> _WHAT IS BEING ASKED_:
Copy every line that holds "accounts".

☆ ☆ ☆ ☆ ☆

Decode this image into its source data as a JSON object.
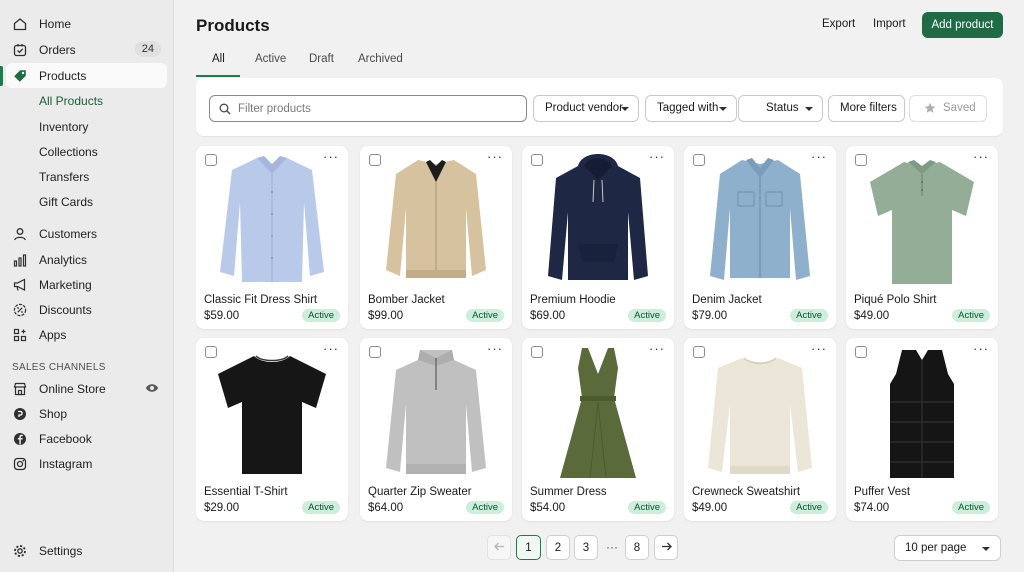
{
  "sidebar": {
    "items": [
      {
        "label": "Home",
        "icon": "home-icon"
      },
      {
        "label": "Orders",
        "icon": "orders-icon",
        "count": "24"
      },
      {
        "label": "Products",
        "icon": "tag-icon"
      },
      {
        "label": "All Products"
      },
      {
        "label": "Inventory"
      },
      {
        "label": "Collections"
      },
      {
        "label": "Transfers"
      },
      {
        "label": "Gift Cards"
      },
      {
        "label": "Customers",
        "icon": "person-icon"
      },
      {
        "label": "Analytics",
        "icon": "bar-chart-icon"
      },
      {
        "label": "Marketing",
        "icon": "megaphone-icon"
      },
      {
        "label": "Discounts",
        "icon": "discount-icon"
      },
      {
        "label": "Apps",
        "icon": "apps-grid-icon"
      }
    ],
    "sales_channels_heading": "SALES CHANNELS",
    "channels": [
      {
        "label": "Online Store",
        "icon": "store-icon"
      },
      {
        "label": "Shop",
        "icon": "shop-icon"
      },
      {
        "label": "Facebook",
        "icon": "facebook-icon"
      },
      {
        "label": "Instagram",
        "icon": "instagram-icon"
      }
    ],
    "settings_label": "Settings"
  },
  "header": {
    "title": "Products",
    "export_label": "Export",
    "import_label": "Import",
    "add_label": "Add product"
  },
  "tabs": [
    "All",
    "Active",
    "Draft",
    "Archived"
  ],
  "filters": {
    "search_placeholder": "Filter products",
    "vendor_label": "Product vendor",
    "tagged_label": "Tagged with",
    "status_label": "Status",
    "more_label": "More filters",
    "saved_label": "Saved"
  },
  "products": [
    {
      "name": "Classic Fit Dress Shirt",
      "price": "$59.00",
      "status": "Active",
      "image": "dress-shirt",
      "color": "#b9c9ea"
    },
    {
      "name": "Bomber Jacket",
      "price": "$99.00",
      "status": "Active",
      "image": "bomber-jacket",
      "color": "#d6c29f"
    },
    {
      "name": "Premium Hoodie",
      "price": "$69.00",
      "status": "Active",
      "image": "hoodie",
      "color": "#1e2744"
    },
    {
      "name": "Denim Jacket",
      "price": "$79.00",
      "status": "Active",
      "image": "denim-jacket",
      "color": "#8fb0cc"
    },
    {
      "name": "Piqué Polo Shirt",
      "price": "$49.00",
      "status": "Active",
      "image": "polo-shirt",
      "color": "#93ad96"
    },
    {
      "name": "Essential T-Shirt",
      "price": "$29.00",
      "status": "Active",
      "image": "t-shirt",
      "color": "#161616"
    },
    {
      "name": "Quarter Zip Sweater",
      "price": "$64.00",
      "status": "Active",
      "image": "quarter-zip",
      "color": "#c0c0c0"
    },
    {
      "name": "Summer Dress",
      "price": "$54.00",
      "status": "Active",
      "image": "dress",
      "color": "#5b6a3a"
    },
    {
      "name": "Crewneck Sweatshirt",
      "price": "$49.00",
      "status": "Active",
      "image": "sweatshirt",
      "color": "#ece6d8"
    },
    {
      "name": "Puffer Vest",
      "price": "$74.00",
      "status": "Active",
      "image": "puffer-vest",
      "color": "#151515"
    }
  ],
  "pagination": {
    "pages": [
      "1",
      "2",
      "3",
      "8"
    ],
    "current": "1",
    "ellipsis": "···",
    "per_page": "10 per page"
  },
  "colors": {
    "accent": "#1e6b45",
    "active_badge_bg": "#cdeedb",
    "active_badge_text": "#0c5132"
  }
}
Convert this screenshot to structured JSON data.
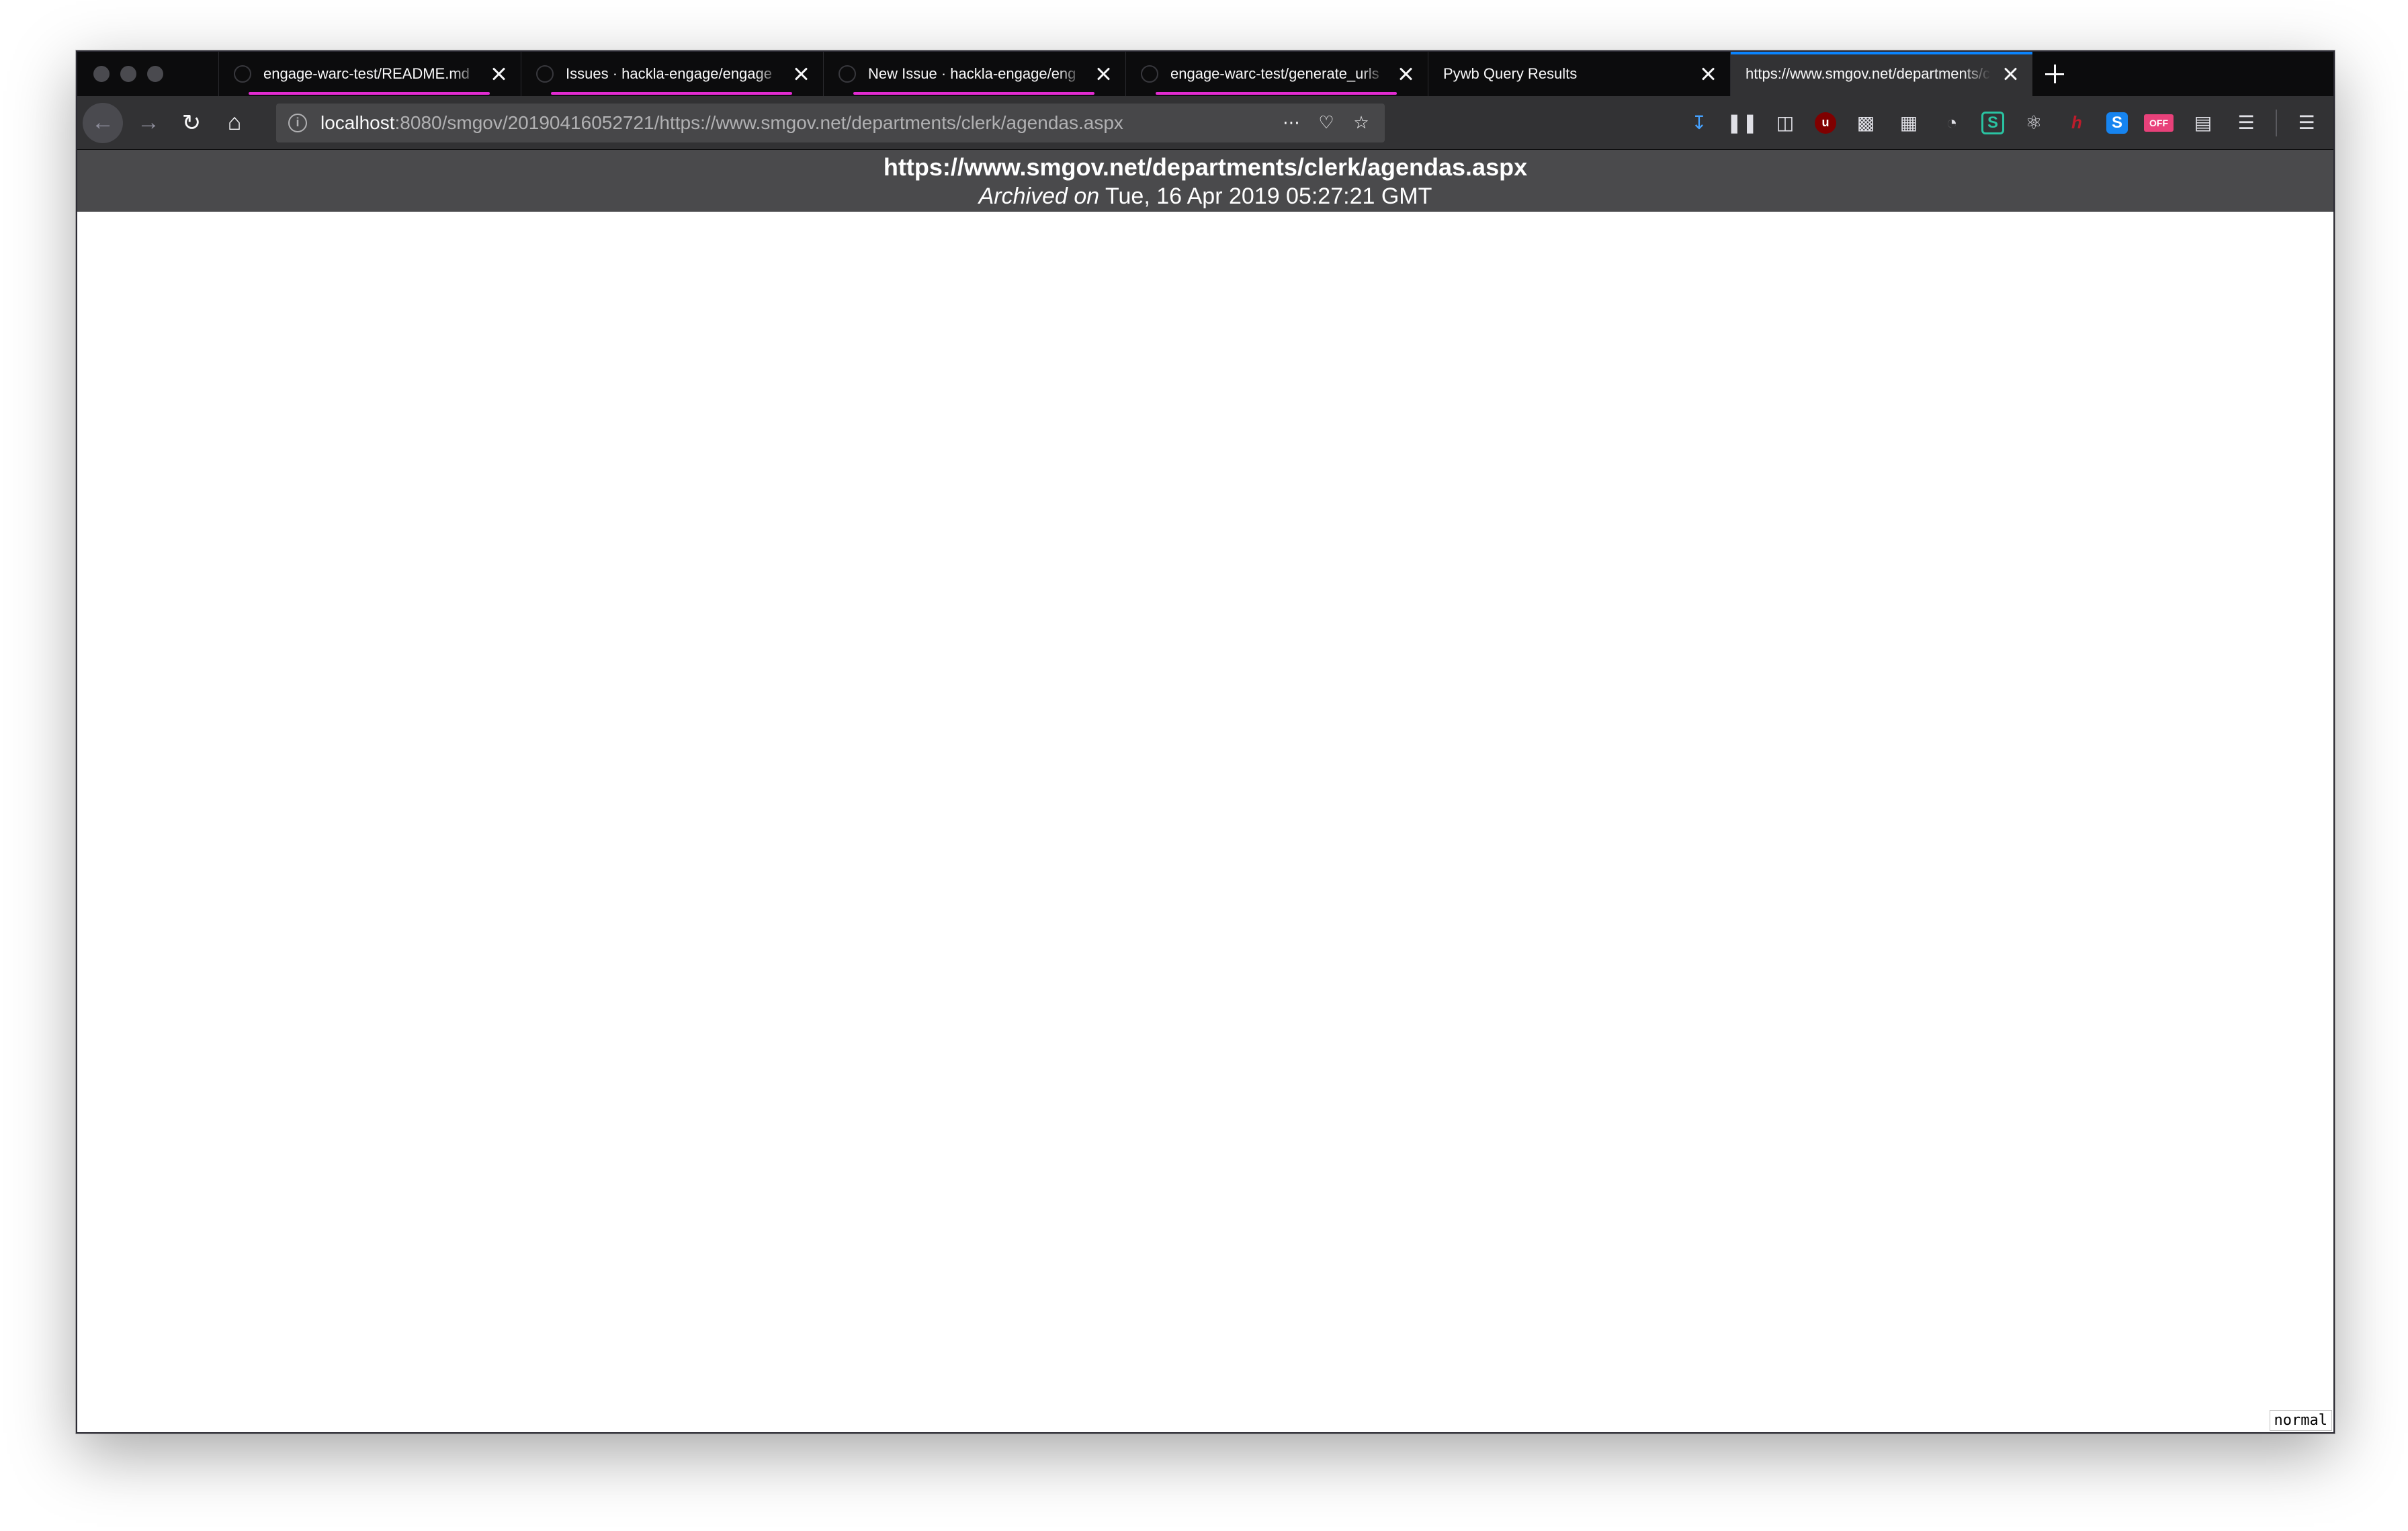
{
  "tabs": [
    {
      "title": "engage-warc-test/README.md",
      "active": false,
      "loading": true
    },
    {
      "title": "Issues · hackla-engage/engage",
      "active": false,
      "loading": true
    },
    {
      "title": "New Issue · hackla-engage/eng",
      "active": false,
      "loading": true
    },
    {
      "title": "engage-warc-test/generate_urls",
      "active": false,
      "loading": true
    },
    {
      "title": "Pywb Query Results",
      "active": false,
      "loading": false
    },
    {
      "title": "https://www.smgov.net/departments/clerk",
      "active": true,
      "loading": false
    }
  ],
  "urlbar": {
    "host": "localhost",
    "rest": ":8080/smgov/20190416052721/https://www.smgov.net/departments/clerk/agendas.aspx"
  },
  "toolbar": {
    "icons": [
      "download-icon",
      "library-icon",
      "sidebar-icon",
      "ublock-icon",
      "screenshot-icon",
      "grid-icon",
      "pie-icon",
      "s-extension-icon",
      "react-devtools-icon",
      "hypothesis-icon",
      "s-blue-extension-icon",
      "off-extension-icon",
      "reader-icon",
      "ruler-icon"
    ],
    "ublock_label": "u",
    "s1_label": "S",
    "hyp_label": "h",
    "s2_label": "S",
    "off_label": "OFF"
  },
  "banner": {
    "url": "https://www.smgov.net/departments/clerk/agendas.aspx",
    "archived_prefix": "Archived on",
    "archived_date": "Tue, 16 Apr 2019 05:27:21 GMT"
  },
  "mode_badge": "normal"
}
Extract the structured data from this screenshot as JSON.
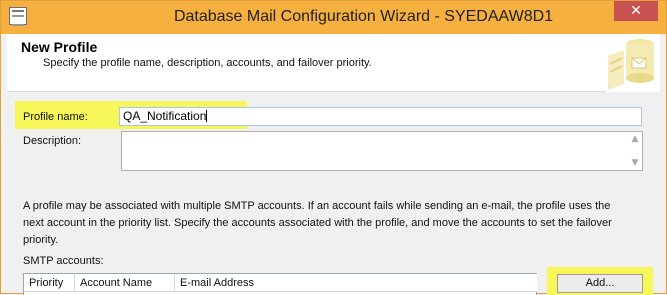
{
  "window": {
    "title": "Database Mail Configuration Wizard - SYEDAAW8D1",
    "close_glyph": "✕"
  },
  "header": {
    "title": "New Profile",
    "subtitle": "Specify the profile name, description, accounts, and failover priority."
  },
  "form": {
    "profile_name_label": "Profile name:",
    "profile_name_value": "QA_Notification",
    "description_label": "Description:",
    "description_value": ""
  },
  "info_text": "A profile may be associated with multiple SMTP accounts. If an account fails while sending an e-mail, the profile uses the next account in the priority list. Specify the accounts associated with the profile, and move the accounts to set the failover priority.",
  "smtp": {
    "label": "SMTP accounts:",
    "columns": [
      "Priority",
      "Account Name",
      "E-mail Address"
    ],
    "add_button": "Add..."
  },
  "icons": {
    "app": "wizard-window-icon",
    "header": "database-mail-icon",
    "scroll_up": "▲",
    "scroll_down": "▼"
  },
  "colors": {
    "titlebar": "#f6b040",
    "highlight": "#f7f75a",
    "close": "#c75050"
  }
}
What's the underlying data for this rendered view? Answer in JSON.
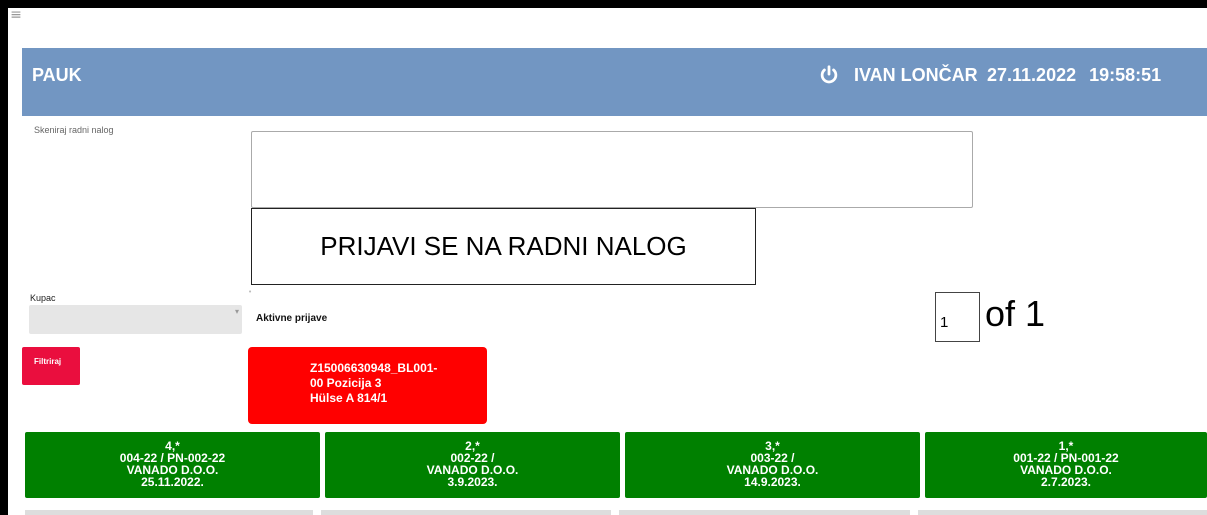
{
  "header": {
    "app_title": "PAUK",
    "user_name": "IVAN LONČAR",
    "date": "27.11.2022",
    "time": "19:58:51",
    "power_icon": "power-icon",
    "bg_color": "#7296c2"
  },
  "scan": {
    "label": "Skeniraj radni nalog",
    "value": ""
  },
  "login_button": "PRIJAVI SE NA RADNI NALOG",
  "filter": {
    "kupac_label": "Kupac",
    "kupac_value": "",
    "filter_button": "Filtriraj"
  },
  "active": {
    "label": "Aktivne prijave",
    "card": {
      "line1": "Z15006630948_BL001-",
      "line2": "00 Pozicija 3",
      "line3": "Hülse A 814/1",
      "color": "#ff0000"
    }
  },
  "pagination": {
    "current": "1",
    "of_text": "of 1"
  },
  "orders": [
    {
      "line1": "4,*",
      "line2": "004-22 / PN-002-22",
      "line3": "VANADO D.O.O.",
      "line4": "25.11.2022."
    },
    {
      "line1": "2,*",
      "line2": "002-22 /",
      "line3": "VANADO D.O.O.",
      "line4": "3.9.2023."
    },
    {
      "line1": "3,*",
      "line2": "003-22 /",
      "line3": "VANADO D.O.O.",
      "line4": "14.9.2023."
    },
    {
      "line1": "1,*",
      "line2": "001-22 / PN-001-22",
      "line3": "VANADO D.O.O.",
      "line4": "2.7.2023."
    }
  ],
  "colors": {
    "order_green": "#008000",
    "filter_red": "#ea0e3e"
  }
}
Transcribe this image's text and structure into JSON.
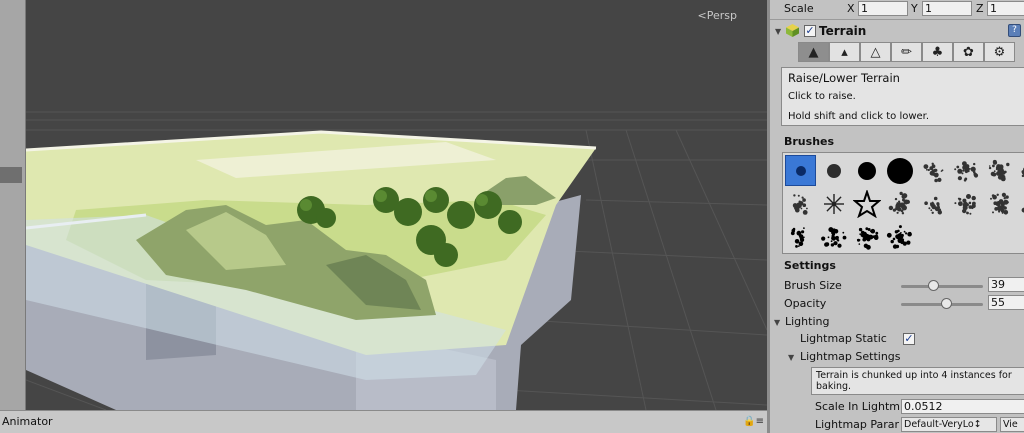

☆ ☆ ☆ ☆ ☆

> _SOLVED PROBLEM_:
    "subtitle": "Specify the profile name, description, accounts, and failover priority."
  "info_text": "A profile may be associated with multiple SMTP accounts. If an account fails while sending an e-mail, the profile uses the next account in the priority list. Specify the accounts associated with the profile, and move the accounts to set the failover priority.",
    "label": "SMTP accounts:",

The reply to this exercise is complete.